» The task
Copy the material below word for word, from its first line through the line that contains "sidebar-item[interactable]: Chat (0, 331, 218, 378)".

──────── Dataset ────────

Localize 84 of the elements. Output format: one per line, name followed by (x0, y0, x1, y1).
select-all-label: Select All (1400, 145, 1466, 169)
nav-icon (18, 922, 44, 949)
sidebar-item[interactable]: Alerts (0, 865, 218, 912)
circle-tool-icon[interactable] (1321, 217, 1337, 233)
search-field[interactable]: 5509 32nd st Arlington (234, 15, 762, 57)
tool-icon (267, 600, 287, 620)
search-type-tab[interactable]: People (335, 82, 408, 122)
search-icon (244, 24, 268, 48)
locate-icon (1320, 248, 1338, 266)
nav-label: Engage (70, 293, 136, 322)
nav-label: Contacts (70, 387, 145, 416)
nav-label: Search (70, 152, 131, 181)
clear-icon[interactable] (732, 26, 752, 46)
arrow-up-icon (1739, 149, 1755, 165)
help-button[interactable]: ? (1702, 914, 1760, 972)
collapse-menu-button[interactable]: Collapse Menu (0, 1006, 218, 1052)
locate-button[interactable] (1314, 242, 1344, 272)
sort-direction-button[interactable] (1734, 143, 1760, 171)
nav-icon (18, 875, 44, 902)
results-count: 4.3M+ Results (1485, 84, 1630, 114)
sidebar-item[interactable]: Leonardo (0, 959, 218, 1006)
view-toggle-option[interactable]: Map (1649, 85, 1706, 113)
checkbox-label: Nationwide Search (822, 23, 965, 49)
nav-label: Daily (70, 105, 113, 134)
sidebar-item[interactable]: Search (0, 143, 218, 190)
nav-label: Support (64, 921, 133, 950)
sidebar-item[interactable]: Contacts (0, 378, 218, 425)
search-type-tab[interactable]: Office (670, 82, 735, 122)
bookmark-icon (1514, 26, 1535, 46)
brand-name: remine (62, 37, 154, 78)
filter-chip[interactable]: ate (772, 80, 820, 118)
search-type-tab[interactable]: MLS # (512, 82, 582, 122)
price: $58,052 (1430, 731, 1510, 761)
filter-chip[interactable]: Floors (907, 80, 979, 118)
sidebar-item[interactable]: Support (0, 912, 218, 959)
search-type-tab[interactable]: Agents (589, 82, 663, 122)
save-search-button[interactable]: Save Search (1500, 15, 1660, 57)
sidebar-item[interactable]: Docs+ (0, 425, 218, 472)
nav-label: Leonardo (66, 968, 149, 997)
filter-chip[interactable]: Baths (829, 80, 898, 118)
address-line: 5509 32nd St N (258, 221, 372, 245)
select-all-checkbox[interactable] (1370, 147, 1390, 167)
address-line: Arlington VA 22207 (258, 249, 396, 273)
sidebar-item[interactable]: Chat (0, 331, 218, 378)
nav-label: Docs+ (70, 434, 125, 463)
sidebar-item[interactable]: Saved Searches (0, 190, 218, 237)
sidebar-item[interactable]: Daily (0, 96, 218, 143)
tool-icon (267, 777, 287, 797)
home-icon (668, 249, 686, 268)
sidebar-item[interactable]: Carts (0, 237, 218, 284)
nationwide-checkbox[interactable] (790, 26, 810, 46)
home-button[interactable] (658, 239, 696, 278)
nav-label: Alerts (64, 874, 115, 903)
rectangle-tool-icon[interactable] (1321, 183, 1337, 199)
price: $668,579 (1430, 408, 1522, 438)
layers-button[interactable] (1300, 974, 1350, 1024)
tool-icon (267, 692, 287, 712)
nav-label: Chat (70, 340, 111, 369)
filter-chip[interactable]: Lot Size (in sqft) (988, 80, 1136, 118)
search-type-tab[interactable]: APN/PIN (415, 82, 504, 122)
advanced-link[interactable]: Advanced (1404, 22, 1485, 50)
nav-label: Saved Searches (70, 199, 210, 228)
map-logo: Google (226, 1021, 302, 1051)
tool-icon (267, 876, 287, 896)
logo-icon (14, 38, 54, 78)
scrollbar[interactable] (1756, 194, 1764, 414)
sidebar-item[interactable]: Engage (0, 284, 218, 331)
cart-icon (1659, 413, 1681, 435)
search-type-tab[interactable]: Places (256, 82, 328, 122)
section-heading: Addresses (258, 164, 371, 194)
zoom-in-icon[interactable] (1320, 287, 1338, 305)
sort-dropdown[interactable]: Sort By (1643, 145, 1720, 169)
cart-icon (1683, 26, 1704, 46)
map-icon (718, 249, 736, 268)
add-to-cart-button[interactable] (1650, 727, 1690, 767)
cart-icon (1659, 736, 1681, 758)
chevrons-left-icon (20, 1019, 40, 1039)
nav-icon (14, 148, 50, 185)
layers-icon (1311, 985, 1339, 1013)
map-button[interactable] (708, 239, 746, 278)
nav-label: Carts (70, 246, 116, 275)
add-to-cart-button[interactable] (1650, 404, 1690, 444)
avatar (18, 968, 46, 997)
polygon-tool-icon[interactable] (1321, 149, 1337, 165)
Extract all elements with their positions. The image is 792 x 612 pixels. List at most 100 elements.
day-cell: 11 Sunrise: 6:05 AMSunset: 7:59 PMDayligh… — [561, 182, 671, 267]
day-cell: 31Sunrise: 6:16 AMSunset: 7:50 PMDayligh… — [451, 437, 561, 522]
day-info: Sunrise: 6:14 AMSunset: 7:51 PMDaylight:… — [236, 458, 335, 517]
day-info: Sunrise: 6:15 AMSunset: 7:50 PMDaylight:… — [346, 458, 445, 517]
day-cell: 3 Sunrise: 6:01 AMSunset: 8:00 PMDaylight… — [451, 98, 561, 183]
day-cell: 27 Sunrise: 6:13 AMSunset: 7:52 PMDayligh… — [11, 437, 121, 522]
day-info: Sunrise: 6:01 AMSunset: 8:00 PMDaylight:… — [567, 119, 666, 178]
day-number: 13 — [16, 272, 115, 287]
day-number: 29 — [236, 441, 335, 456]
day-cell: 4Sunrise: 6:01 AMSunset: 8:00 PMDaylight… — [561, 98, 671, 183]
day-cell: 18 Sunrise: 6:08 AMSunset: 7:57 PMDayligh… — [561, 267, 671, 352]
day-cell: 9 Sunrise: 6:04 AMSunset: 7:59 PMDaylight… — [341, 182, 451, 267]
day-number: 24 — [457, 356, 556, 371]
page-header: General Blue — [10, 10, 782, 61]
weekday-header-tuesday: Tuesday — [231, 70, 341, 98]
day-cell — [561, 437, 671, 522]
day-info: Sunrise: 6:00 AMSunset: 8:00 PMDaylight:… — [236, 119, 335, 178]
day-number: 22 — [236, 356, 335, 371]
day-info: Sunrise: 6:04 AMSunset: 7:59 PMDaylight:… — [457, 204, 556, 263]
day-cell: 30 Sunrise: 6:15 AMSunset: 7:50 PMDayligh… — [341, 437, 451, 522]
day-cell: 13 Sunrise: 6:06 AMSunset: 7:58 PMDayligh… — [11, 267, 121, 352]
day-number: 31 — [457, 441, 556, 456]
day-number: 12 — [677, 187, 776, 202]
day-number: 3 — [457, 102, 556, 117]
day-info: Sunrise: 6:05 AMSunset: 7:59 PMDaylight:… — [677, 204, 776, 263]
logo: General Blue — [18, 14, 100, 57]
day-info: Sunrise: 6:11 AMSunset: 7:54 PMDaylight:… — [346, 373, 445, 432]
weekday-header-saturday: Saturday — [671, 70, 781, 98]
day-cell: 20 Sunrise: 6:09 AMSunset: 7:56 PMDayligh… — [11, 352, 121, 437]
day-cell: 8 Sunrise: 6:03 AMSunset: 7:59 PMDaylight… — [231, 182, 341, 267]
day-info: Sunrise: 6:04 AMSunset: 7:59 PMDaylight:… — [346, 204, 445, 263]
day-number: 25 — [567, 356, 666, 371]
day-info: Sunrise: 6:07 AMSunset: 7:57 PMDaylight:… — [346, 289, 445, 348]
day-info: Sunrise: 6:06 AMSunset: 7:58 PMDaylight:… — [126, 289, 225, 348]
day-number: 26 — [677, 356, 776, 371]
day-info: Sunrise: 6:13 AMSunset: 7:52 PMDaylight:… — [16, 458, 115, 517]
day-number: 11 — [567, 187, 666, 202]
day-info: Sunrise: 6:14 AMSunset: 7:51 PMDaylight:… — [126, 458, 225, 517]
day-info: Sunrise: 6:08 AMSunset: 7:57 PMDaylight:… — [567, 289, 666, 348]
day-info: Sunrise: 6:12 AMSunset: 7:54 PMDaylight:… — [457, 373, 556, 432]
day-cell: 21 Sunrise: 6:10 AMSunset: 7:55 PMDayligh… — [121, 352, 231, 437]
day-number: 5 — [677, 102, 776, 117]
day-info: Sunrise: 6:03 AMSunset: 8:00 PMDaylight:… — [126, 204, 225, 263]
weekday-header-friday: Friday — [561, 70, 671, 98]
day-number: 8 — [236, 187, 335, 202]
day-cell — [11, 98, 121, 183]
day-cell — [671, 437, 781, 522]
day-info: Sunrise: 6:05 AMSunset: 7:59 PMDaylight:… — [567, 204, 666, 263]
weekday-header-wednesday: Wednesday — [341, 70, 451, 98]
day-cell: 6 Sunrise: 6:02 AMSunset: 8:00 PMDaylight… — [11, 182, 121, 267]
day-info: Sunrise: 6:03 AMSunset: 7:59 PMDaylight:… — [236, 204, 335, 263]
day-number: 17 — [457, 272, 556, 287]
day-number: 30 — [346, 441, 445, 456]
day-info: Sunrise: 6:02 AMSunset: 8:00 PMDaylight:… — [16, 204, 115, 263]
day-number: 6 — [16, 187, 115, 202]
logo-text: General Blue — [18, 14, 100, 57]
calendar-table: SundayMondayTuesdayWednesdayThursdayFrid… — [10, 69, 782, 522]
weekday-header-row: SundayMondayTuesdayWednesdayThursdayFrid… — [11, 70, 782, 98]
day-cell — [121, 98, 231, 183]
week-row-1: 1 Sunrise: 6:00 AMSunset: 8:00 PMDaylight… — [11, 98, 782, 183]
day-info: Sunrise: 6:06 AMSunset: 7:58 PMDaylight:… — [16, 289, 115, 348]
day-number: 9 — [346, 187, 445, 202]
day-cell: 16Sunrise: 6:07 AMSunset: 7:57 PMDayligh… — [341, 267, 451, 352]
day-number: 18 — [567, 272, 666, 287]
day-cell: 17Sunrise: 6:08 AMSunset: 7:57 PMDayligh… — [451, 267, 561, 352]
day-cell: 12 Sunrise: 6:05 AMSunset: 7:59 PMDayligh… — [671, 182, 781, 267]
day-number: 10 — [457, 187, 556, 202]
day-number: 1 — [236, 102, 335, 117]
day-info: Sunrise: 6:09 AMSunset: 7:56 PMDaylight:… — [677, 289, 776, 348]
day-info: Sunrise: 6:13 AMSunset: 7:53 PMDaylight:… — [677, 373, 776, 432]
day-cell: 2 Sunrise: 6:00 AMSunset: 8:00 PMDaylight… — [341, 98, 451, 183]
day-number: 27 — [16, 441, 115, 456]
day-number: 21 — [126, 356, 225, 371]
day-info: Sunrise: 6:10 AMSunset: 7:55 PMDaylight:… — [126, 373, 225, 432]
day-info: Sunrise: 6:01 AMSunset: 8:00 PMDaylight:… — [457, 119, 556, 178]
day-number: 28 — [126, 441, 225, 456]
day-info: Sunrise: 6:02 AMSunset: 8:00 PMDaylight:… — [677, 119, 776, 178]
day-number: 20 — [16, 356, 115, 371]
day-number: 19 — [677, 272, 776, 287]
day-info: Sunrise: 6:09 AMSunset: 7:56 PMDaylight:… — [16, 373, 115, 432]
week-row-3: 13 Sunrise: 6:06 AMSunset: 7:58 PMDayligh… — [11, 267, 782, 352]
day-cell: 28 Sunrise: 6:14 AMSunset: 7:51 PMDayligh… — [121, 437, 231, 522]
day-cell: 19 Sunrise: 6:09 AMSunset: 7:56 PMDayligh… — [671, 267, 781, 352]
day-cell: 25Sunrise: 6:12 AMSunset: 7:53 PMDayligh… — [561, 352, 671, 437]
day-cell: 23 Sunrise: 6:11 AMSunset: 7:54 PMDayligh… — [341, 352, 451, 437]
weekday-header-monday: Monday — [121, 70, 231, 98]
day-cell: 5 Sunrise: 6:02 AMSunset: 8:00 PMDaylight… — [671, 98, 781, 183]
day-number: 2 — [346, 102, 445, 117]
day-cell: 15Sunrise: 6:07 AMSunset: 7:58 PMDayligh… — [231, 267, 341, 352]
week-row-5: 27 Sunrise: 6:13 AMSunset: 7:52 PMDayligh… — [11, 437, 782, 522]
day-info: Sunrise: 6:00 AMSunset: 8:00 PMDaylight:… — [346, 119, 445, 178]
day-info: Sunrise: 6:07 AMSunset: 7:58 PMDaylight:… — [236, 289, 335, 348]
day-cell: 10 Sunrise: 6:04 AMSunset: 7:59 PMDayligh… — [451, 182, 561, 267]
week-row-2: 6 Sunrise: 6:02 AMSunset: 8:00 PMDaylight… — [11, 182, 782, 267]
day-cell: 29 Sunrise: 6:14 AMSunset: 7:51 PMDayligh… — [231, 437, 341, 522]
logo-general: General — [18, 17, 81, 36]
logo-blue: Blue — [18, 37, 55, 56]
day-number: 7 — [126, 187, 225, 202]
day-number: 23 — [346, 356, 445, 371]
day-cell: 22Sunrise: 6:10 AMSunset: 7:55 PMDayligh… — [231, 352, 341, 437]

────────

» Solution for this exercise
Localize 84 of the elements. Output format: one per line, name followed by (x0, y0, x1, y1).
select-all-label: Select All (1400, 145, 1466, 169)
nav-icon (18, 922, 44, 949)
sidebar-item[interactable]: Alerts (0, 865, 218, 912)
circle-tool-icon[interactable] (1321, 217, 1337, 233)
search-field[interactable]: 5509 32nd st Arlington (234, 15, 762, 57)
tool-icon (267, 600, 287, 620)
search-type-tab[interactable]: People (335, 82, 408, 122)
search-icon (244, 24, 268, 48)
locate-icon (1320, 248, 1338, 266)
nav-label: Engage (70, 293, 136, 322)
nav-label: Contacts (70, 387, 145, 416)
nav-label: Search (70, 152, 131, 181)
clear-icon[interactable] (732, 26, 752, 46)
arrow-up-icon (1739, 149, 1755, 165)
help-button[interactable]: ? (1702, 914, 1760, 972)
collapse-menu-button[interactable]: Collapse Menu (0, 1006, 218, 1052)
locate-button[interactable] (1314, 242, 1344, 272)
sort-direction-button[interactable] (1734, 143, 1760, 171)
nav-icon (18, 875, 44, 902)
results-count: 4.3M+ Results (1485, 84, 1630, 114)
sidebar-item[interactable]: Leonardo (0, 959, 218, 1006)
view-toggle-option[interactable]: Map (1649, 85, 1706, 113)
checkbox-label: Nationwide Search (822, 23, 965, 49)
nav-label: Daily (70, 105, 113, 134)
sidebar-item[interactable]: Search (0, 143, 218, 190)
nav-label: Support (64, 921, 133, 950)
sidebar-item[interactable]: Contacts (0, 378, 218, 425)
search-type-tab[interactable]: Office (670, 82, 735, 122)
bookmark-icon (1514, 26, 1535, 46)
brand-name: remine (62, 37, 154, 78)
filter-chip[interactable]: ate (772, 80, 820, 118)
search-type-tab[interactable]: MLS # (512, 82, 582, 122)
price: $58,052 (1430, 731, 1510, 761)
filter-chip[interactable]: Floors (907, 80, 979, 118)
sidebar-item[interactable]: Support (0, 912, 218, 959)
search-type-tab[interactable]: Agents (589, 82, 663, 122)
save-search-button[interactable]: Save Search (1500, 15, 1660, 57)
sidebar-item[interactable]: Docs+ (0, 425, 218, 472)
nav-label: Leonardo (66, 968, 149, 997)
filter-chip[interactable]: Baths (829, 80, 898, 118)
address-line: 5509 32nd St N (258, 221, 372, 245)
select-all-checkbox[interactable] (1370, 147, 1390, 167)
address-line: Arlington VA 22207 (258, 249, 396, 273)
sidebar-item[interactable]: Chat (0, 331, 218, 378)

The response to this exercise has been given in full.